======== ENTRIES SUPPLIED ========

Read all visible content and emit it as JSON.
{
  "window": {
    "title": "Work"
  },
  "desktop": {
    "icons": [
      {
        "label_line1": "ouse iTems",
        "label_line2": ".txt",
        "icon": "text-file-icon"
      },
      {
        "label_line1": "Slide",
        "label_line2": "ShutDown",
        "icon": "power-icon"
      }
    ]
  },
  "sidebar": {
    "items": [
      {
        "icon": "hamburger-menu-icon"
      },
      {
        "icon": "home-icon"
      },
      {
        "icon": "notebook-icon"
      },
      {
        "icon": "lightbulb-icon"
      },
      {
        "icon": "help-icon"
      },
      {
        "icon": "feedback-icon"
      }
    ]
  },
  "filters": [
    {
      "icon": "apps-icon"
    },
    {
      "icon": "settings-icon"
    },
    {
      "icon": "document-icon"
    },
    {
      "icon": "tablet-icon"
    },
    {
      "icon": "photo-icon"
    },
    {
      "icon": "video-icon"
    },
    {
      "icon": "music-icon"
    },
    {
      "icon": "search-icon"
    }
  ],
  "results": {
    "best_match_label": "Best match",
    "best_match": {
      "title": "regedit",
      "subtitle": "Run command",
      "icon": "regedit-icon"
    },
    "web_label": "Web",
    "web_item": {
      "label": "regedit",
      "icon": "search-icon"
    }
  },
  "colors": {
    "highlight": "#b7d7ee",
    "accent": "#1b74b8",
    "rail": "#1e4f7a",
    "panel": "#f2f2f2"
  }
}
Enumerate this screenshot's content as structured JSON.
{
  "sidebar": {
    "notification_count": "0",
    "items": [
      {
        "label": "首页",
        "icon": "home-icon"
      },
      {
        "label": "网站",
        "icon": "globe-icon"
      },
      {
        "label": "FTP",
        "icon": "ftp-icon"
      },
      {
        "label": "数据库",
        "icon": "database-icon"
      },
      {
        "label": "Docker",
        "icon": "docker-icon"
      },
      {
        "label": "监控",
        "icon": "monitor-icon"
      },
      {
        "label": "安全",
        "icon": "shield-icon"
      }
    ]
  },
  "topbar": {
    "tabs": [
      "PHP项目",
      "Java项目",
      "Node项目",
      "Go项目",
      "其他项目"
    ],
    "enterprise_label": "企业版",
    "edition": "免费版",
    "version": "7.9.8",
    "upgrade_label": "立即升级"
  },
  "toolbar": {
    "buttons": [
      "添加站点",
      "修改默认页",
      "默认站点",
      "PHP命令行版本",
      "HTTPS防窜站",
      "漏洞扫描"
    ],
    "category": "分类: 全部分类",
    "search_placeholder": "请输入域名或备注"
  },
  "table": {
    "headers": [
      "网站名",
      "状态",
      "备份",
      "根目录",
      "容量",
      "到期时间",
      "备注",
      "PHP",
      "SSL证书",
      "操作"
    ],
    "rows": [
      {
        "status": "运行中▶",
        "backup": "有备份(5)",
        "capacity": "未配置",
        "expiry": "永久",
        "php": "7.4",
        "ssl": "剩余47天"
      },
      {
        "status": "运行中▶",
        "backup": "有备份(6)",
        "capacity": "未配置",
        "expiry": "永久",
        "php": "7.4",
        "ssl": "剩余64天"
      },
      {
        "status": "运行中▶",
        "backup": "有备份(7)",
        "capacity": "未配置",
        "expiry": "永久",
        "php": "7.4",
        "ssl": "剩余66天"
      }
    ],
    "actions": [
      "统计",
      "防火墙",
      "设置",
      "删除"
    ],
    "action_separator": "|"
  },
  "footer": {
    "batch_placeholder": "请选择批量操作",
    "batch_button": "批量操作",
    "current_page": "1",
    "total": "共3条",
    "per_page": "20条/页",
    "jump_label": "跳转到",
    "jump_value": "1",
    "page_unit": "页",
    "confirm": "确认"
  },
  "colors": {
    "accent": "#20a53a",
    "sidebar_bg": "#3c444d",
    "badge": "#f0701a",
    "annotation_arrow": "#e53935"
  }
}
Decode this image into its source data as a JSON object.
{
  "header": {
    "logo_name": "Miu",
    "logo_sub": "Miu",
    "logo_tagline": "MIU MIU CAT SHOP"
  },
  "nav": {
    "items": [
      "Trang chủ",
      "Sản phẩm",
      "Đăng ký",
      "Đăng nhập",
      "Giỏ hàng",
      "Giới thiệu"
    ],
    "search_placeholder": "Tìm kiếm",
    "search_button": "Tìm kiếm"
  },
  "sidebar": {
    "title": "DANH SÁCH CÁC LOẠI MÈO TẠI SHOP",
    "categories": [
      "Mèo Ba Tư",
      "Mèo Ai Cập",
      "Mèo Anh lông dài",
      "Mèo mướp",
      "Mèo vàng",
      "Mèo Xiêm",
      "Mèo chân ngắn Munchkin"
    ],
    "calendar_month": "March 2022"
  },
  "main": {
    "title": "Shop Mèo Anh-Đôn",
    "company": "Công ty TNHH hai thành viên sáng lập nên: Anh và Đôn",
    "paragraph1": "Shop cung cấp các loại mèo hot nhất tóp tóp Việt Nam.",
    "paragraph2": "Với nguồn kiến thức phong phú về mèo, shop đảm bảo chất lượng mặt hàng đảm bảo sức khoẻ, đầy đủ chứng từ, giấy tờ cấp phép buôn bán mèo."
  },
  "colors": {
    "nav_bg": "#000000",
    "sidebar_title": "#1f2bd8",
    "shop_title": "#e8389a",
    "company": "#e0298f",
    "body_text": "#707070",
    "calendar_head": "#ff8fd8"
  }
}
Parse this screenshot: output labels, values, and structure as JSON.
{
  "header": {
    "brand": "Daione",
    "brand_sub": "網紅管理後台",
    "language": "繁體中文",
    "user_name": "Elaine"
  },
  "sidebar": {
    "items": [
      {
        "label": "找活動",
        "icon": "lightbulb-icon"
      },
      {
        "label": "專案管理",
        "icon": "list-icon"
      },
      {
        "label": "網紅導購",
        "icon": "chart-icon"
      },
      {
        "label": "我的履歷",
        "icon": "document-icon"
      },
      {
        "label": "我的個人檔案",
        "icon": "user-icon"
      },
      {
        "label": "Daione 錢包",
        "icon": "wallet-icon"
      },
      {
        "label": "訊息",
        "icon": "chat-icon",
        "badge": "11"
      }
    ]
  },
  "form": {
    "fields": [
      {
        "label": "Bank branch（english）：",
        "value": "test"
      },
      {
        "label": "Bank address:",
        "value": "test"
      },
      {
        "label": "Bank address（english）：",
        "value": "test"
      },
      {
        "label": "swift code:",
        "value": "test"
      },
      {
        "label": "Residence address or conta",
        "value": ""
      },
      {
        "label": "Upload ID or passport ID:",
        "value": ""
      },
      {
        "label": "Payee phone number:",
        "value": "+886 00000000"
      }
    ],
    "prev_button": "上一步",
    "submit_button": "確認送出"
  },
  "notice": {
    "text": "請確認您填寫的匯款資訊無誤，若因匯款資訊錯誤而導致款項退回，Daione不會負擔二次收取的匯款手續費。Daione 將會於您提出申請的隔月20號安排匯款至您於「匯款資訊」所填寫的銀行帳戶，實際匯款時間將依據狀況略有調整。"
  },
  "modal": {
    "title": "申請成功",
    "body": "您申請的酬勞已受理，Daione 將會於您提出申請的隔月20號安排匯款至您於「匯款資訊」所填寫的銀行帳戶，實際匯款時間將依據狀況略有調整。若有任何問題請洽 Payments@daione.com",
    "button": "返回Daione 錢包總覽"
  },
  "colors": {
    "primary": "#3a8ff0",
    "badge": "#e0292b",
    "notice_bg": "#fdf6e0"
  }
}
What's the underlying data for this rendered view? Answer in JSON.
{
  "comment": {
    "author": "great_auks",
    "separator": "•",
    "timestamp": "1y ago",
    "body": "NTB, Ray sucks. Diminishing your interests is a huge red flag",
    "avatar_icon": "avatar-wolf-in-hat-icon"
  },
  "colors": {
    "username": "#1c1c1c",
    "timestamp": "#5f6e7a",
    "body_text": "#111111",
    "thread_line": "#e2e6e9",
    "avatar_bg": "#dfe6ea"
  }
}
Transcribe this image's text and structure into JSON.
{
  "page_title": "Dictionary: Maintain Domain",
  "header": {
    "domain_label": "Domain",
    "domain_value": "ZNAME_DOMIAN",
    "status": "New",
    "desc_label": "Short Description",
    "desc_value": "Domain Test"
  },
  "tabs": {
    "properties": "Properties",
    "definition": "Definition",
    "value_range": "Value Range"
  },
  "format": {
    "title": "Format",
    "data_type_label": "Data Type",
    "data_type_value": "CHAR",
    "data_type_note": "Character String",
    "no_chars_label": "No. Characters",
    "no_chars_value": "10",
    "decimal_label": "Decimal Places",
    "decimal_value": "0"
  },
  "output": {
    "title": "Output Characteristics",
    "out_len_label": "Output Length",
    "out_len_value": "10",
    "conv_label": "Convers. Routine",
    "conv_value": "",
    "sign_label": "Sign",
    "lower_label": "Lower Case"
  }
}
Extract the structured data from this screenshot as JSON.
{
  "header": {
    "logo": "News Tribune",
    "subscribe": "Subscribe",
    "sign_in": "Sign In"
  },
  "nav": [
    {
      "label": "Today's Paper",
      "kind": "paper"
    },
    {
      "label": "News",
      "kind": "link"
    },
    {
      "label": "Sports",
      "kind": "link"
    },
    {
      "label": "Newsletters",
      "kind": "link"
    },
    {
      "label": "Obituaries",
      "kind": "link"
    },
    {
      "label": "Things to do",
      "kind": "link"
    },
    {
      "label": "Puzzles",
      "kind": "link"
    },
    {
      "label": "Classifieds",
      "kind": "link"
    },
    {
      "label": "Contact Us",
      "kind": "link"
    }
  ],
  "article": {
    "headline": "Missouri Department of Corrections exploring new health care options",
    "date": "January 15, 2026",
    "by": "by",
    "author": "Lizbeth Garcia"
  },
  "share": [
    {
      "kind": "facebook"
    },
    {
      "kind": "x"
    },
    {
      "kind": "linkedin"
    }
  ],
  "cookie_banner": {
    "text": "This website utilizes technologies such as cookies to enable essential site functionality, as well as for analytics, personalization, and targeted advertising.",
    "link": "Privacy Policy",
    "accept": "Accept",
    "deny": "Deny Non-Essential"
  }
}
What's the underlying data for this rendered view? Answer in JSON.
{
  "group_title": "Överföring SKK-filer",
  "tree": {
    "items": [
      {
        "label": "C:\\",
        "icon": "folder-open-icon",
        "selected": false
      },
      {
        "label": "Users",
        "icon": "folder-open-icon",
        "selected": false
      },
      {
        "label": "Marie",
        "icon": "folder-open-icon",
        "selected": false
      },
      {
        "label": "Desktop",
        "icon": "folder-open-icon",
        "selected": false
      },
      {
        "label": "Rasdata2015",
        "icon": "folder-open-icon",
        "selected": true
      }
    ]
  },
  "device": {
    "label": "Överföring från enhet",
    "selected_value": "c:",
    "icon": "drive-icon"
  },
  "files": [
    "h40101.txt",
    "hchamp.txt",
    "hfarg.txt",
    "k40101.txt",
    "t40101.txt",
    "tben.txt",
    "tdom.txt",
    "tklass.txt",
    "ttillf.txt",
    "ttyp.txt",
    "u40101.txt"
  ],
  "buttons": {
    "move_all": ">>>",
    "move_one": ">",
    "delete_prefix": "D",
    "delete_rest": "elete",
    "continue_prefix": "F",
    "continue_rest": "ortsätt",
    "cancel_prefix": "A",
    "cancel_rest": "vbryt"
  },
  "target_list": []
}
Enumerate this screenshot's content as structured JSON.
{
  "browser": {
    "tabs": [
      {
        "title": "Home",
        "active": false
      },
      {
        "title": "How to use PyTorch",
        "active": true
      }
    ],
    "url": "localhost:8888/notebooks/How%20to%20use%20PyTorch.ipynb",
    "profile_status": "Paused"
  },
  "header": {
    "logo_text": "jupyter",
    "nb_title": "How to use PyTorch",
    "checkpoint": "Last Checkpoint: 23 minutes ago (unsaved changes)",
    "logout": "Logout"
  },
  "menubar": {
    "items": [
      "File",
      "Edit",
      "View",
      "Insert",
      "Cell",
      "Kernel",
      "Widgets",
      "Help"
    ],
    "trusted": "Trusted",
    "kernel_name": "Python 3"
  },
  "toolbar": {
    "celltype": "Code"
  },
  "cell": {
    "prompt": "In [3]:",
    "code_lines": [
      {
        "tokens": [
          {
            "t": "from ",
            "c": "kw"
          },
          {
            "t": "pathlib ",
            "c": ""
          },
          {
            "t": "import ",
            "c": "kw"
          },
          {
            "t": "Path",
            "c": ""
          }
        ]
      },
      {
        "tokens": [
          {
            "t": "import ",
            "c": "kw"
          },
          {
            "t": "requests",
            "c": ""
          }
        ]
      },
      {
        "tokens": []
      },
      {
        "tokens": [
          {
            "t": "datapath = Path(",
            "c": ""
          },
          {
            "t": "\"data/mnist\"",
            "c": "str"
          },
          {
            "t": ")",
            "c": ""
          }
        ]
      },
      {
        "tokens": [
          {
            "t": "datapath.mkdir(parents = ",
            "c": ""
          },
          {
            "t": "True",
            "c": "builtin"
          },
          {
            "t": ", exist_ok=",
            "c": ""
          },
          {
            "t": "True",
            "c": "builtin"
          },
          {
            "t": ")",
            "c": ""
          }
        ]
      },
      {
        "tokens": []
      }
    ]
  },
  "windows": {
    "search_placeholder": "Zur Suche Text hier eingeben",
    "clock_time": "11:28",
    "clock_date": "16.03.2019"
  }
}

========

**YOUR OBJECTIVE**
Indicate how many lines of the material include the word "所填寫的銀行帳戶"; the number alone is required.

**TASK RESPONSE**
2